Goal:
Show all lines that include the string "月光白莲"; copy each one.

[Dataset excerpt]
☆ ☆ ☆ ☆

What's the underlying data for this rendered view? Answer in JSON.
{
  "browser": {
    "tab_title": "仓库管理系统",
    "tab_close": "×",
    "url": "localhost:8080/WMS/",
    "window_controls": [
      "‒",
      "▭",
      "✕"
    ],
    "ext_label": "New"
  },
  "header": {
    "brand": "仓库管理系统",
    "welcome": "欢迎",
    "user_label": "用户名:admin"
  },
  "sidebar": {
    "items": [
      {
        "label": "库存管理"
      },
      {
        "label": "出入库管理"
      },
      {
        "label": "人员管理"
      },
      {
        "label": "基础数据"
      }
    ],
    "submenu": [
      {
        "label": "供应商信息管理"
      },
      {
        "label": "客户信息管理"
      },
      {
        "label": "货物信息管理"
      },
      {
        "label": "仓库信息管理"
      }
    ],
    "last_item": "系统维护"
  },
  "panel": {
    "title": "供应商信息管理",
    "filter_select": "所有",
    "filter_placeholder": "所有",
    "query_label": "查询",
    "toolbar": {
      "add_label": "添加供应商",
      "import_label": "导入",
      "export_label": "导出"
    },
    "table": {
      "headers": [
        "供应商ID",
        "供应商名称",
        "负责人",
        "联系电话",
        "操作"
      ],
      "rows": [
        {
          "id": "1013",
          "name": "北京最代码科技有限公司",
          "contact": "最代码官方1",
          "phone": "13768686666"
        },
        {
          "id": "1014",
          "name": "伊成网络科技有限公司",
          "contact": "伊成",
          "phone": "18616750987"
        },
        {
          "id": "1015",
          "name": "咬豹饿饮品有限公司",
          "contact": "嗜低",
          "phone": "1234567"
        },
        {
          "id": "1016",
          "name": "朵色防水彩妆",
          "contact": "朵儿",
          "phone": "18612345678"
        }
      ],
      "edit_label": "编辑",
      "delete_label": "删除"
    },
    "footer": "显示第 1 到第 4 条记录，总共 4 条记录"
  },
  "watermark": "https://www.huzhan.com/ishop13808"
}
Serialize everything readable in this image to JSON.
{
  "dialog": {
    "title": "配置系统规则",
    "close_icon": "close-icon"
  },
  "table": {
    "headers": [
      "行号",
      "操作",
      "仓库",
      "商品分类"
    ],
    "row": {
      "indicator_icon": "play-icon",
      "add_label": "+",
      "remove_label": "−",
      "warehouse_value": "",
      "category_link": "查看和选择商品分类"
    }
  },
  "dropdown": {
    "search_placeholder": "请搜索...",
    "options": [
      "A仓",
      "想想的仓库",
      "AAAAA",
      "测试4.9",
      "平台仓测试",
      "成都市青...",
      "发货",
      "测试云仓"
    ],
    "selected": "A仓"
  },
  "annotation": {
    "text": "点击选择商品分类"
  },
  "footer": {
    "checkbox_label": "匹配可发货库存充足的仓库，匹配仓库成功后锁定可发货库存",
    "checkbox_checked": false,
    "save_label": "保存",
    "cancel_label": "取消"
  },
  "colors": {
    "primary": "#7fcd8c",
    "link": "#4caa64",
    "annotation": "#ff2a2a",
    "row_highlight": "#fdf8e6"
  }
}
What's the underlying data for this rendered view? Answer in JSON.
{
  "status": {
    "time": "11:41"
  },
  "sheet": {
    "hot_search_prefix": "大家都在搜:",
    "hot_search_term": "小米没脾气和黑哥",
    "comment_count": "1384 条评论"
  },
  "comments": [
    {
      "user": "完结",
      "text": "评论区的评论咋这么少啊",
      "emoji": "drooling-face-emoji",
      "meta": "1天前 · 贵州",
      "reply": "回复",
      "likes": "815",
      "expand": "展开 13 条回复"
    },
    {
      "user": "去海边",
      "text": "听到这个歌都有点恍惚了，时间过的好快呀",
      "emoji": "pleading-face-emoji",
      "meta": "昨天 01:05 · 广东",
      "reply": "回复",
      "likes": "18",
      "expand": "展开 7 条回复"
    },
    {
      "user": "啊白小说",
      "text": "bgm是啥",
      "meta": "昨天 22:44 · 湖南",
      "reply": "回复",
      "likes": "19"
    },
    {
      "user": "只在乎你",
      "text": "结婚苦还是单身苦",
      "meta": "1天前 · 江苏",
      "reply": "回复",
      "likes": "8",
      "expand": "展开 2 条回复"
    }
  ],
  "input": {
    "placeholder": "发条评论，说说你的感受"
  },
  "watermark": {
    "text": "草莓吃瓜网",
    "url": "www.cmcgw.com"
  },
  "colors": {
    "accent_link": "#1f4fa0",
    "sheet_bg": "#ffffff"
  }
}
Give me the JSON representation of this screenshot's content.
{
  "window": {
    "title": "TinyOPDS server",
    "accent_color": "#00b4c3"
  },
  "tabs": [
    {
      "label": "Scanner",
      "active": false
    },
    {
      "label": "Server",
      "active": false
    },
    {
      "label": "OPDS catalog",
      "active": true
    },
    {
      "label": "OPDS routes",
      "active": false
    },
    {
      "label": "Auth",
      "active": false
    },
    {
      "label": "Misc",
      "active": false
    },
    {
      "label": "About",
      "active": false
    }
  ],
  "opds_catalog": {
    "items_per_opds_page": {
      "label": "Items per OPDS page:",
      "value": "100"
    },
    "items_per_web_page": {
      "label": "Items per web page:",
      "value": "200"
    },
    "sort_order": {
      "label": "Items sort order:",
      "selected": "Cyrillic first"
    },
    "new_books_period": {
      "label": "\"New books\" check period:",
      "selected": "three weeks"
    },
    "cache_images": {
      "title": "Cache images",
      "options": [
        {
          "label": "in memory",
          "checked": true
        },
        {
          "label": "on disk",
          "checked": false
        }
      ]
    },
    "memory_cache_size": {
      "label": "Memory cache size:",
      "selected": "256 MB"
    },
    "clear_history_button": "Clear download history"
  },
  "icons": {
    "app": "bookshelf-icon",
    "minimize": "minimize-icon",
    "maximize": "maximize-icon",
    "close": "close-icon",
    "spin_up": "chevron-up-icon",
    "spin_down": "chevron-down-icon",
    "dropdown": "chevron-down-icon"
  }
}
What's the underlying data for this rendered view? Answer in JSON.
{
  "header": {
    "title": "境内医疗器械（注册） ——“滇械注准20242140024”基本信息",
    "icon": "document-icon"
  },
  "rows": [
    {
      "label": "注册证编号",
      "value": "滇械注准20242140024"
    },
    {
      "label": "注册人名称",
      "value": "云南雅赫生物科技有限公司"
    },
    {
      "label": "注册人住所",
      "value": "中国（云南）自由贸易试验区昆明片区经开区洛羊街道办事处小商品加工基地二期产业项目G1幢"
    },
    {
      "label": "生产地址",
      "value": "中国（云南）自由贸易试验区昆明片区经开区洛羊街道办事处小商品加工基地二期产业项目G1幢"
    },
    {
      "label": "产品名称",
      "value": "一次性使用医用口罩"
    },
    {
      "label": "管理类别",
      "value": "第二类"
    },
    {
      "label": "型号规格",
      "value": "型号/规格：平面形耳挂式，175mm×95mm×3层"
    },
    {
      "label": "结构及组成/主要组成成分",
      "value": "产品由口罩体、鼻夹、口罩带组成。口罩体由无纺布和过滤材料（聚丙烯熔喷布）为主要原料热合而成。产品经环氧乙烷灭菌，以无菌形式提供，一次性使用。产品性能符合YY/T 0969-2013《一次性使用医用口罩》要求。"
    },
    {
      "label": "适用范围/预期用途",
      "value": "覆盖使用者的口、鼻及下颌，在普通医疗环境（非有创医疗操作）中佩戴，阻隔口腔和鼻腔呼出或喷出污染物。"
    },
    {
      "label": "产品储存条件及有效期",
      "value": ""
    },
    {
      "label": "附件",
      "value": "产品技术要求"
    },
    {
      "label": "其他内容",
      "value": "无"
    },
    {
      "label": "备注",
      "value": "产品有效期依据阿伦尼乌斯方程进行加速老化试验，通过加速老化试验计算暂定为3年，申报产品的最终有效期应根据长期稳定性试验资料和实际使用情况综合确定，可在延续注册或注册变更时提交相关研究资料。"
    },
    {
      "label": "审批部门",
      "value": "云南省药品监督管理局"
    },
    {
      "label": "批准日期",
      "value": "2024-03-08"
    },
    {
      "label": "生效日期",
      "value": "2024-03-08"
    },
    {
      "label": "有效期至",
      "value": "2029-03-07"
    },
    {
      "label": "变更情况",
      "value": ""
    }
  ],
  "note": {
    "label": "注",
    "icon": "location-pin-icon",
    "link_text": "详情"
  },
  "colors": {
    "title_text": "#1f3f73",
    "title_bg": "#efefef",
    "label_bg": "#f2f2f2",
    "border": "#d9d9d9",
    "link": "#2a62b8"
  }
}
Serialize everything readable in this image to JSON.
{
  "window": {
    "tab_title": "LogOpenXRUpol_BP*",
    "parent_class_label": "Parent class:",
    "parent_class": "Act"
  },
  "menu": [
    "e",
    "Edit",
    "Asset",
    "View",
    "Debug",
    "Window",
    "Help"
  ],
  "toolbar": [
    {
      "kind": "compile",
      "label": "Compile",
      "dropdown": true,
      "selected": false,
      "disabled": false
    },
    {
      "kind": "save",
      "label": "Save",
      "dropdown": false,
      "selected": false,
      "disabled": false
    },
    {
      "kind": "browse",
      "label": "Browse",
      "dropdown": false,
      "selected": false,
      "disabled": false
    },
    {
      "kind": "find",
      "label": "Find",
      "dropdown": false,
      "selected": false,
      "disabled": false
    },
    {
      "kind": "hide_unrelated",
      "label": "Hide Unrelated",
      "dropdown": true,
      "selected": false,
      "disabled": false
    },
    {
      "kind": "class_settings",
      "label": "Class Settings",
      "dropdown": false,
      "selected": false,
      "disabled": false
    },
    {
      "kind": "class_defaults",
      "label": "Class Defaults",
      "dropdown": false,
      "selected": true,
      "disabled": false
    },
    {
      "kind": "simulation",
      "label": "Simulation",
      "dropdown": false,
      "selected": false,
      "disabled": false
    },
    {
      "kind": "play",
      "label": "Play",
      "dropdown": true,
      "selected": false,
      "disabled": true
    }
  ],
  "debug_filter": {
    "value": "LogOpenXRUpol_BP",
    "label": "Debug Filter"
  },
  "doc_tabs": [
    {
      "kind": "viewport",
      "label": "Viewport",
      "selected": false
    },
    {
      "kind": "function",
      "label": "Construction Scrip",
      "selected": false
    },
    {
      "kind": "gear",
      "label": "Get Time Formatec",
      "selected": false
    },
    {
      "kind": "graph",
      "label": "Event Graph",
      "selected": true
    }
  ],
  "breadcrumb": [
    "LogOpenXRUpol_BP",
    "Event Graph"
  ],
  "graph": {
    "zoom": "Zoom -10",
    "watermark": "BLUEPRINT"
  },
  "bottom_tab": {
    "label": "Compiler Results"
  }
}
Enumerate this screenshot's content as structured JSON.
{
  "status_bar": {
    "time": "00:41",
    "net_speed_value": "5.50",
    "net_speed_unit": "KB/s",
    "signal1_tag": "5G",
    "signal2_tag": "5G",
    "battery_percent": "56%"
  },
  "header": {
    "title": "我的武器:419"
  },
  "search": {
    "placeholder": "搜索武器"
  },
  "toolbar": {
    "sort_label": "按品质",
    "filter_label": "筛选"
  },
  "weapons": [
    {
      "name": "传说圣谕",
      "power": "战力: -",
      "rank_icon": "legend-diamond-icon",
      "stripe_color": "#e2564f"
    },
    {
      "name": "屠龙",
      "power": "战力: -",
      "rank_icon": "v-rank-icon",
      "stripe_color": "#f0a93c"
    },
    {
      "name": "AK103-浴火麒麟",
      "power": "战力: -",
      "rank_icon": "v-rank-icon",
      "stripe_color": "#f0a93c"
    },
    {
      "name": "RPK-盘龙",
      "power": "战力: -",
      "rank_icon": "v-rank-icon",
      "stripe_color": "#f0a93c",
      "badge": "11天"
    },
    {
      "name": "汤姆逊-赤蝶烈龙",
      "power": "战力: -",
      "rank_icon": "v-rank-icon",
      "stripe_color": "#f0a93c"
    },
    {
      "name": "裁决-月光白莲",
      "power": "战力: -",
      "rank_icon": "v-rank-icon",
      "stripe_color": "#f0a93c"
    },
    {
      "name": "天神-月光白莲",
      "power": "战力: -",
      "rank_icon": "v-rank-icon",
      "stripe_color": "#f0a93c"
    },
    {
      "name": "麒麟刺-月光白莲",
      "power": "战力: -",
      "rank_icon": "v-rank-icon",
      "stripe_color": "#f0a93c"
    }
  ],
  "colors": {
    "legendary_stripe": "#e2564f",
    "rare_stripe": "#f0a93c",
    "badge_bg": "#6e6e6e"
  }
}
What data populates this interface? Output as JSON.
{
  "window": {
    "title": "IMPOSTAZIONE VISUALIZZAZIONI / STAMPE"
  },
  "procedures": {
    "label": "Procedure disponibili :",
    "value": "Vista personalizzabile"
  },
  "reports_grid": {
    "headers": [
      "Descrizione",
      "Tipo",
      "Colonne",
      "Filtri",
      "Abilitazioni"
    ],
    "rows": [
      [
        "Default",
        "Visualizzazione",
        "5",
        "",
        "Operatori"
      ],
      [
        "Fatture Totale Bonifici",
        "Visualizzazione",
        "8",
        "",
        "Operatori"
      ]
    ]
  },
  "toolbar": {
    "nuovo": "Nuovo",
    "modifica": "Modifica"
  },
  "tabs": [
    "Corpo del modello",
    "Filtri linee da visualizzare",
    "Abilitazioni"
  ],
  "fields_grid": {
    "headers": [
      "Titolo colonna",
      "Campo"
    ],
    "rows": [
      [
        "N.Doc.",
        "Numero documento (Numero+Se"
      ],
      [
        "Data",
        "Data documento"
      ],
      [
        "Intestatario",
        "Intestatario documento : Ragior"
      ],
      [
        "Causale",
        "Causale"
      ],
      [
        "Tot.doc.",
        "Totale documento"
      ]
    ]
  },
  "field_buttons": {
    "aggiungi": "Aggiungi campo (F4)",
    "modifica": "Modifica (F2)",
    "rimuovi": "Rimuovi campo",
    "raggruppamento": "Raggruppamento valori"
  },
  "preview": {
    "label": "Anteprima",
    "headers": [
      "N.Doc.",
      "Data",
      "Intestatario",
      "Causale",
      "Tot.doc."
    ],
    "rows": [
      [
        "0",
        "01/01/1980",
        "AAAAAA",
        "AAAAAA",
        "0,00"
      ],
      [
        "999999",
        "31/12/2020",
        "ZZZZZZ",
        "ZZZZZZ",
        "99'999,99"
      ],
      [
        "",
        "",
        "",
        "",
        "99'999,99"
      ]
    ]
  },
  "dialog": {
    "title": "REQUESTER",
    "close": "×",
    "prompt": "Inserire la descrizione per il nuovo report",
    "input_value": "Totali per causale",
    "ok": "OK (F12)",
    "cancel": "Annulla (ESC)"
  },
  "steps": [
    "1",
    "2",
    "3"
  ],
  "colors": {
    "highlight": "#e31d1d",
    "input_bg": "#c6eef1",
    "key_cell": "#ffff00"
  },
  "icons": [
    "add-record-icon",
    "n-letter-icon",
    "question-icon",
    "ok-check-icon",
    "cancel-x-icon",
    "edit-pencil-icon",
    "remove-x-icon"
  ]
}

☆ ☆ ☆ ☆

Worked answer:
      "name": "裁决-月光白莲",
      "name": "天神-月光白莲",
      "name": "麒麟刺-月光白莲",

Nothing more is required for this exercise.